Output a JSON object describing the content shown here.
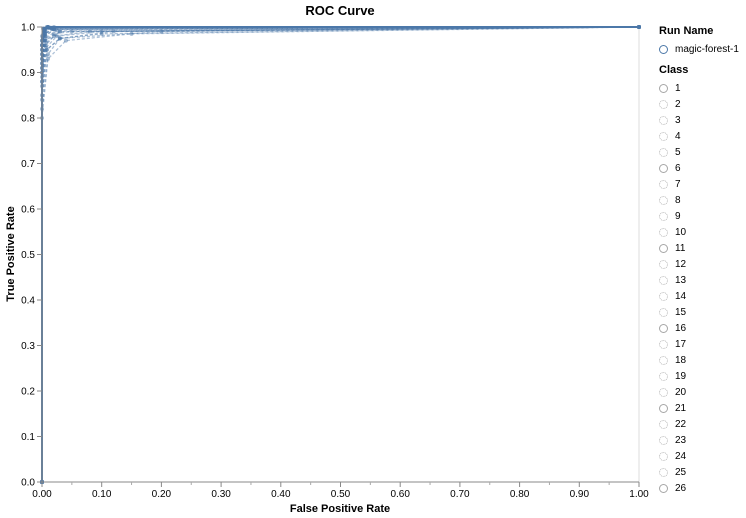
{
  "chart_data": {
    "type": "line",
    "title": "ROC Curve",
    "xlabel": "False Positive Rate",
    "ylabel": "True Positive Rate",
    "xlim": [
      0,
      1
    ],
    "ylim": [
      0,
      1
    ],
    "x_ticks": [
      "0.00",
      "0.10",
      "0.20",
      "0.30",
      "0.40",
      "0.50",
      "0.60",
      "0.70",
      "0.80",
      "0.90",
      "1.00"
    ],
    "y_ticks": [
      "0.0",
      "0.1",
      "0.2",
      "0.3",
      "0.4",
      "0.5",
      "0.6",
      "0.7",
      "0.8",
      "0.9",
      "1.0"
    ],
    "grid": false,
    "legend_placement": "right",
    "color": "#4c78a8",
    "series": [
      {
        "name": "magic-forest-1 / 1",
        "x": [
          0,
          0,
          0.005,
          0.02,
          1.0
        ],
        "y": [
          0,
          0.96,
          0.995,
          1.0,
          1.0
        ]
      },
      {
        "name": "magic-forest-1 / 2",
        "x": [
          0,
          0,
          0.005,
          0.02,
          0.05,
          1.0
        ],
        "y": [
          0,
          0.9,
          0.97,
          0.985,
          0.99,
          1.0
        ]
      },
      {
        "name": "magic-forest-1 / 3",
        "x": [
          0,
          0,
          0.008,
          0.03,
          0.1,
          1.0
        ],
        "y": [
          0,
          0.85,
          0.95,
          0.975,
          0.985,
          1.0
        ]
      },
      {
        "name": "magic-forest-1 / 4",
        "x": [
          0,
          0,
          0.01,
          0.04,
          0.15,
          1.0
        ],
        "y": [
          0,
          0.8,
          0.93,
          0.97,
          0.985,
          1.0
        ]
      },
      {
        "name": "magic-forest-1 / 5",
        "x": [
          0,
          0,
          0.004,
          0.015,
          1.0
        ],
        "y": [
          0,
          0.93,
          0.985,
          0.998,
          1.0
        ]
      },
      {
        "name": "magic-forest-1 / 6",
        "x": [
          0,
          0,
          0.003,
          0.01,
          1.0
        ],
        "y": [
          0,
          0.97,
          0.995,
          1.0,
          1.0
        ]
      },
      {
        "name": "magic-forest-1 / 7",
        "x": [
          0,
          0,
          0.006,
          0.02,
          0.08,
          1.0
        ],
        "y": [
          0,
          0.88,
          0.96,
          0.98,
          0.99,
          1.0
        ]
      },
      {
        "name": "magic-forest-1 / 8",
        "x": [
          0,
          0,
          0.005,
          0.015,
          1.0
        ],
        "y": [
          0,
          0.95,
          0.99,
          0.998,
          1.0
        ]
      },
      {
        "name": "magic-forest-1 / 9",
        "x": [
          0,
          0,
          0.01,
          0.03,
          0.2,
          1.0
        ],
        "y": [
          0,
          0.82,
          0.94,
          0.975,
          0.99,
          1.0
        ]
      },
      {
        "name": "magic-forest-1 / 10",
        "x": [
          0,
          0,
          0.004,
          0.02,
          1.0
        ],
        "y": [
          0,
          0.92,
          0.985,
          0.995,
          1.0
        ]
      },
      {
        "name": "magic-forest-1 / 11",
        "x": [
          0,
          0,
          0.002,
          0.01,
          1.0
        ],
        "y": [
          0,
          0.98,
          0.997,
          1.0,
          1.0
        ]
      },
      {
        "name": "magic-forest-1 / 12",
        "x": [
          0,
          0,
          0.007,
          0.025,
          0.1,
          1.0
        ],
        "y": [
          0,
          0.87,
          0.955,
          0.98,
          0.99,
          1.0
        ]
      },
      {
        "name": "magic-forest-1 / 13",
        "x": [
          0,
          0,
          0.005,
          0.02,
          1.0
        ],
        "y": [
          0,
          0.91,
          0.98,
          0.995,
          1.0
        ]
      },
      {
        "name": "magic-forest-1 / 14",
        "x": [
          0,
          0,
          0.004,
          0.015,
          1.0
        ],
        "y": [
          0,
          0.94,
          0.99,
          0.998,
          1.0
        ]
      },
      {
        "name": "magic-forest-1 / 15",
        "x": [
          0,
          0,
          0.006,
          0.03,
          1.0
        ],
        "y": [
          0,
          0.89,
          0.97,
          0.99,
          1.0
        ]
      },
      {
        "name": "magic-forest-1 / 16",
        "x": [
          0,
          0,
          0.003,
          0.01,
          1.0
        ],
        "y": [
          0,
          0.96,
          0.995,
          1.0,
          1.0
        ]
      },
      {
        "name": "magic-forest-1 / 17",
        "x": [
          0,
          0,
          0.008,
          0.03,
          0.12,
          1.0
        ],
        "y": [
          0,
          0.84,
          0.95,
          0.975,
          0.99,
          1.0
        ]
      },
      {
        "name": "magic-forest-1 / 18",
        "x": [
          0,
          0,
          0.005,
          0.02,
          1.0
        ],
        "y": [
          0,
          0.93,
          0.985,
          0.996,
          1.0
        ]
      },
      {
        "name": "magic-forest-1 / 19",
        "x": [
          0,
          0,
          0.006,
          0.025,
          1.0
        ],
        "y": [
          0,
          0.9,
          0.975,
          0.993,
          1.0
        ]
      },
      {
        "name": "magic-forest-1 / 20",
        "x": [
          0,
          0,
          0.004,
          0.012,
          1.0
        ],
        "y": [
          0,
          0.95,
          0.99,
          0.999,
          1.0
        ]
      },
      {
        "name": "magic-forest-1 / 21",
        "x": [
          0,
          0,
          0.002,
          0.008,
          1.0
        ],
        "y": [
          0,
          0.97,
          0.996,
          1.0,
          1.0
        ]
      },
      {
        "name": "magic-forest-1 / 22",
        "x": [
          0,
          0,
          0.007,
          0.03,
          1.0
        ],
        "y": [
          0,
          0.88,
          0.965,
          0.99,
          1.0
        ]
      },
      {
        "name": "magic-forest-1 / 23",
        "x": [
          0,
          0,
          0.005,
          0.018,
          1.0
        ],
        "y": [
          0,
          0.92,
          0.985,
          0.997,
          1.0
        ]
      },
      {
        "name": "magic-forest-1 / 24",
        "x": [
          0,
          0,
          0.006,
          0.02,
          1.0
        ],
        "y": [
          0,
          0.91,
          0.98,
          0.995,
          1.0
        ]
      },
      {
        "name": "magic-forest-1 / 25",
        "x": [
          0,
          0,
          0.004,
          0.015,
          1.0
        ],
        "y": [
          0,
          0.94,
          0.99,
          0.998,
          1.0
        ]
      },
      {
        "name": "magic-forest-1 / 26",
        "x": [
          0,
          0,
          0.003,
          0.01,
          1.0
        ],
        "y": [
          0,
          0.96,
          0.994,
          1.0,
          1.0
        ]
      }
    ]
  },
  "legend": {
    "run_title": "Run Name",
    "runs": [
      "magic-forest-1"
    ],
    "class_title": "Class",
    "classes": [
      {
        "label": "1",
        "dashed": false
      },
      {
        "label": "2",
        "dashed": true
      },
      {
        "label": "3",
        "dashed": true
      },
      {
        "label": "4",
        "dashed": true
      },
      {
        "label": "5",
        "dashed": true
      },
      {
        "label": "6",
        "dashed": false
      },
      {
        "label": "7",
        "dashed": true
      },
      {
        "label": "8",
        "dashed": true
      },
      {
        "label": "9",
        "dashed": true
      },
      {
        "label": "10",
        "dashed": true
      },
      {
        "label": "11",
        "dashed": false
      },
      {
        "label": "12",
        "dashed": true
      },
      {
        "label": "13",
        "dashed": true
      },
      {
        "label": "14",
        "dashed": true
      },
      {
        "label": "15",
        "dashed": true
      },
      {
        "label": "16",
        "dashed": false
      },
      {
        "label": "17",
        "dashed": true
      },
      {
        "label": "18",
        "dashed": true
      },
      {
        "label": "19",
        "dashed": true
      },
      {
        "label": "20",
        "dashed": true
      },
      {
        "label": "21",
        "dashed": false
      },
      {
        "label": "22",
        "dashed": true
      },
      {
        "label": "23",
        "dashed": true
      },
      {
        "label": "24",
        "dashed": true
      },
      {
        "label": "25",
        "dashed": true
      },
      {
        "label": "26",
        "dashed": false
      }
    ]
  }
}
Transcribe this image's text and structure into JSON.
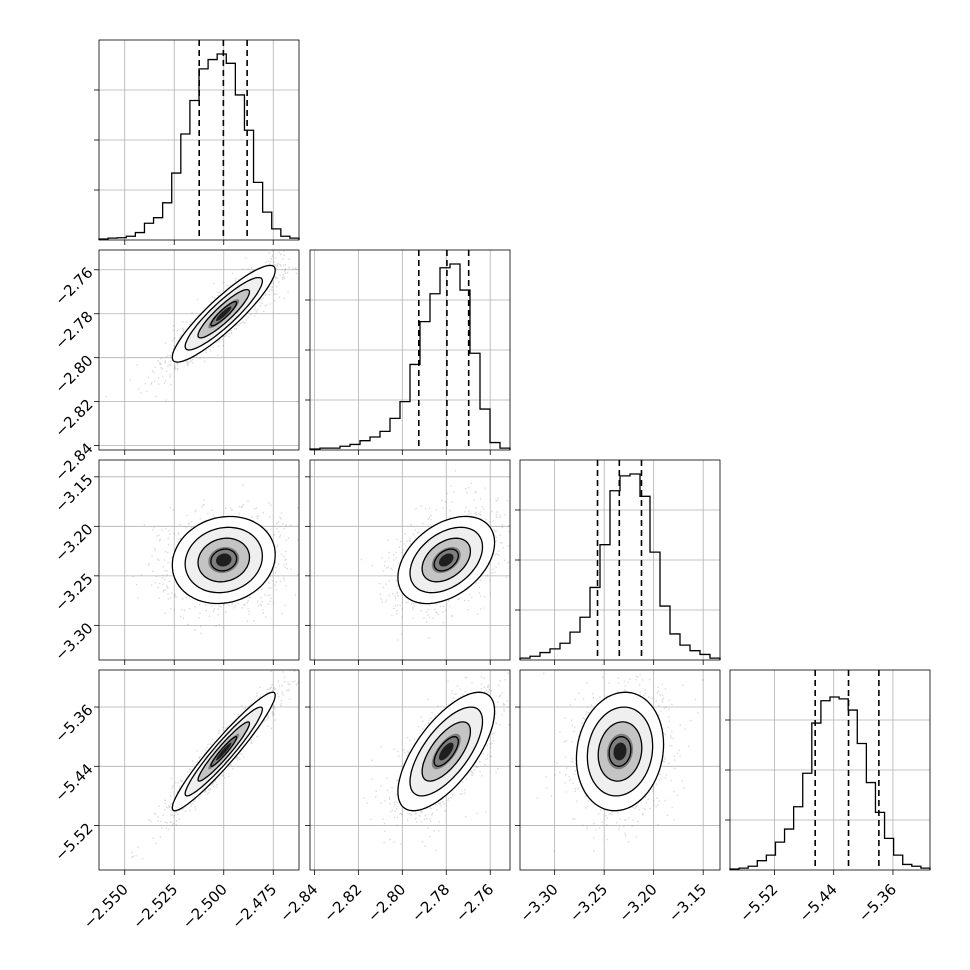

·····

Pick out the lines above that hold the string "Rate" and show them.

→ **COMPLETED EXERCISE**:
    "xlabel": "False Positive Rate",
    "ylabel": "True Positive Rate",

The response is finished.